> _STATED PROBLEM_
State how many lines in the listing below include the word "dolore", and add nothing besides the number.

> _ENTRIES SUPPLIED_
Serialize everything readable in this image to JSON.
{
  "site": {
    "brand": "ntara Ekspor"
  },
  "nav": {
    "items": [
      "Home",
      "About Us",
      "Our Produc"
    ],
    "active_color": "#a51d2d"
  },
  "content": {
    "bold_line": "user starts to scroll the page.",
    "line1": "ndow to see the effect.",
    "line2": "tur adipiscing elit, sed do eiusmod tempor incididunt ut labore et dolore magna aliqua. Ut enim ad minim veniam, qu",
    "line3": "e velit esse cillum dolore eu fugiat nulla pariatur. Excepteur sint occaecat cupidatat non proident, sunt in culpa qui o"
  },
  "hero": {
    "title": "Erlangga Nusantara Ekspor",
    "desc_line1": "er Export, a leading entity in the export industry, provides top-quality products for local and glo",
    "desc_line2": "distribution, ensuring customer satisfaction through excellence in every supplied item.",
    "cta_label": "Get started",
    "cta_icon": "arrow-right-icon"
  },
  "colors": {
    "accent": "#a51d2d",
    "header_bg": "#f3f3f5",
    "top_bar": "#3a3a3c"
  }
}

> _IN RESPONSE_
2